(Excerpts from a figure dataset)
★ ★ ★

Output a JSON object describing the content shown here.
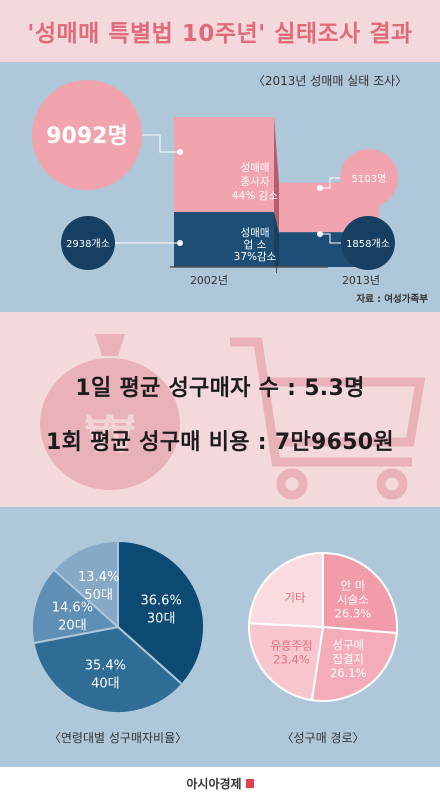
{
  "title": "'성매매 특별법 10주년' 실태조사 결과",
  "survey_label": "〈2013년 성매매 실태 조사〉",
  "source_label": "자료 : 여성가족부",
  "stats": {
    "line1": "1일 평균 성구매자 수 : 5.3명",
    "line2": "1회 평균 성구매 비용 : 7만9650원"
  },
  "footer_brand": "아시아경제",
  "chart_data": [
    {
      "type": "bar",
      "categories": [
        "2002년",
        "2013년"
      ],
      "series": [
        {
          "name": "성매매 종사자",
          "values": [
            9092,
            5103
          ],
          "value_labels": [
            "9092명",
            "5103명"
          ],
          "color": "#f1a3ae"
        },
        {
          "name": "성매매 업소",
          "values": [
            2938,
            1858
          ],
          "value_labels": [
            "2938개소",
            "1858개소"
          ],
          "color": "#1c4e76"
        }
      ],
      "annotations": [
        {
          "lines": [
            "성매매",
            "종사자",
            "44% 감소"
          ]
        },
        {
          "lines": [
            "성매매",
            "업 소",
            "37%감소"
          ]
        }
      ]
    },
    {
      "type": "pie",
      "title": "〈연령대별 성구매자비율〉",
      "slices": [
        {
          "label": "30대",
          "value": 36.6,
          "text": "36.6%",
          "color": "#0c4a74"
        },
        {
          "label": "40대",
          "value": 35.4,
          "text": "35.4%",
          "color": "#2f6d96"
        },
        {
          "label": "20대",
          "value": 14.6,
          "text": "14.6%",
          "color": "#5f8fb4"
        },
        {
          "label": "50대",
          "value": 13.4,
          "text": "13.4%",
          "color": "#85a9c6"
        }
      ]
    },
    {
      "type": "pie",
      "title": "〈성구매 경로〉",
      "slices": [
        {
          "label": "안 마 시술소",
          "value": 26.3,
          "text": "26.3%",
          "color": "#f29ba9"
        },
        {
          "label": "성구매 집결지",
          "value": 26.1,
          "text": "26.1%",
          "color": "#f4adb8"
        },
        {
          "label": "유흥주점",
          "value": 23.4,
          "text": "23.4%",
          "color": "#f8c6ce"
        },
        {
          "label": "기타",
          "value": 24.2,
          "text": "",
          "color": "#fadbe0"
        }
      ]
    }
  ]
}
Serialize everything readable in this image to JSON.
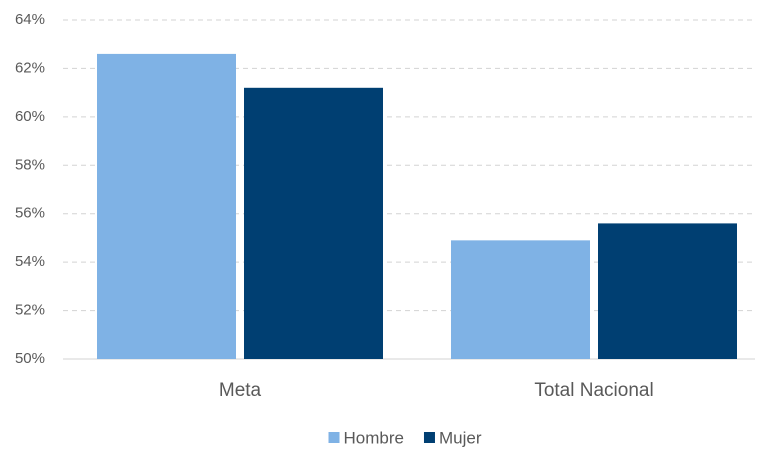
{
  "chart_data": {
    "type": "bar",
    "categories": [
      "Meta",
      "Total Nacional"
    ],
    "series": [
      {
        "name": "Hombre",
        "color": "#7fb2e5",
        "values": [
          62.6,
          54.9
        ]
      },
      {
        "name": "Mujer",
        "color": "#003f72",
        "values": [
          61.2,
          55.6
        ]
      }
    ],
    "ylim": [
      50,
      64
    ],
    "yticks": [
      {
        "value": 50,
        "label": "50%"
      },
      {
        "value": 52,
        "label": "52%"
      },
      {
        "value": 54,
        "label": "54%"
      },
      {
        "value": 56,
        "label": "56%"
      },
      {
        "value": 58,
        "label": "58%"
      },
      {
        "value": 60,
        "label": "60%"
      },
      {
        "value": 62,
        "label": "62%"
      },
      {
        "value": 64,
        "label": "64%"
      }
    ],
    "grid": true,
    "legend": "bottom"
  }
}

★ ★ ★

DO THIS - Identify each line of the material where the word "text" shows up, and copy it.

EXPECTED ANSWER -
          "text": "36.6%",
          "text": "35.4%",
          "text": "14.6%",
          "text": "13.4%",
          "text": "26.3%",
          "text": "26.1%",
          "text": "23.4%",
          "text": "",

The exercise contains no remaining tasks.